*Given exercise*: Reproduce each line from the records that holds "SDTVAR".

(Rows from a figure dataset)

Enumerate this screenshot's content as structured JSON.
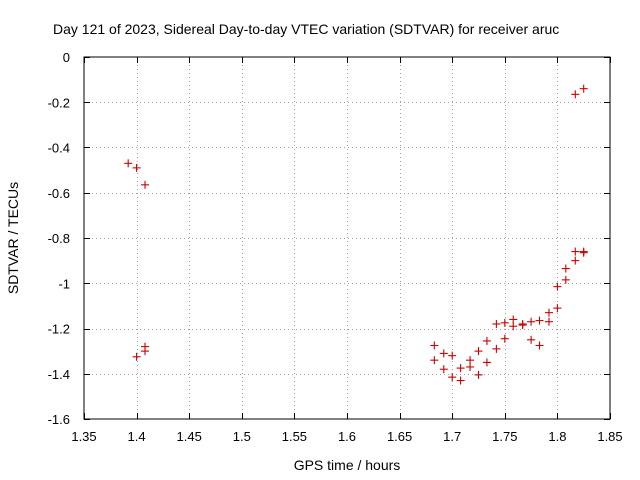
{
  "chart_data": {
    "type": "scatter",
    "title": "Day 121 of 2023, Sidereal Day-to-day VTEC variation (SDTVAR) for receiver aruc",
    "xlabel": "GPS time / hours",
    "ylabel": "SDTVAR / TECUs",
    "xlim": [
      1.35,
      1.85
    ],
    "ylim": [
      -1.6,
      0
    ],
    "xticks": [
      1.35,
      1.4,
      1.45,
      1.5,
      1.55,
      1.6,
      1.65,
      1.7,
      1.75,
      1.8,
      1.85
    ],
    "xtick_labels": [
      "1.35",
      "1.4",
      "1.45",
      "1.5",
      "1.55",
      "1.6",
      "1.65",
      "1.7",
      "1.75",
      "1.8",
      "1.85"
    ],
    "yticks": [
      0,
      -0.2,
      -0.4,
      -0.6,
      -0.8,
      -1,
      -1.2,
      -1.4,
      -1.6
    ],
    "ytick_labels": [
      "0",
      "-0.2",
      "-0.4",
      "-0.6",
      "-0.8",
      "-1",
      "-1.2",
      "-1.4",
      "-1.6"
    ],
    "grid": true,
    "marker": "+",
    "series": [
      {
        "name": "SDTVAR",
        "color": "#cc0000",
        "points": [
          [
            1.392,
            -0.47
          ],
          [
            1.4,
            -0.49
          ],
          [
            1.408,
            -0.565
          ],
          [
            1.4,
            -1.325
          ],
          [
            1.408,
            -1.3
          ],
          [
            1.408,
            -1.28
          ],
          [
            1.683,
            -1.275
          ],
          [
            1.683,
            -1.34
          ],
          [
            1.692,
            -1.31
          ],
          [
            1.692,
            -1.38
          ],
          [
            1.7,
            -1.32
          ],
          [
            1.7,
            -1.415
          ],
          [
            1.708,
            -1.375
          ],
          [
            1.708,
            -1.43
          ],
          [
            1.717,
            -1.34
          ],
          [
            1.717,
            -1.37
          ],
          [
            1.725,
            -1.3
          ],
          [
            1.725,
            -1.405
          ],
          [
            1.733,
            -1.255
          ],
          [
            1.733,
            -1.35
          ],
          [
            1.742,
            -1.18
          ],
          [
            1.742,
            -1.29
          ],
          [
            1.75,
            -1.175
          ],
          [
            1.75,
            -1.245
          ],
          [
            1.758,
            -1.16
          ],
          [
            1.758,
            -1.19
          ],
          [
            1.767,
            -1.18
          ],
          [
            1.767,
            -1.185
          ],
          [
            1.775,
            -1.17
          ],
          [
            1.775,
            -1.25
          ],
          [
            1.783,
            -1.165
          ],
          [
            1.783,
            -1.275
          ],
          [
            1.792,
            -1.13
          ],
          [
            1.792,
            -1.17
          ],
          [
            1.8,
            -1.11
          ],
          [
            1.8,
            -1.015
          ],
          [
            1.808,
            -0.985
          ],
          [
            1.808,
            -0.935
          ],
          [
            1.817,
            -0.9
          ],
          [
            1.817,
            -0.86
          ],
          [
            1.825,
            -0.865
          ],
          [
            1.825,
            -0.86
          ],
          [
            1.817,
            -0.165
          ],
          [
            1.825,
            -0.14
          ]
        ]
      }
    ]
  }
}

*Result of this task*:
    "title": "Day 121 of 2023, Sidereal Day-to-day VTEC variation (SDTVAR) for receiver aruc",
    "ylabel": "SDTVAR / TECUs",
        "name": "SDTVAR",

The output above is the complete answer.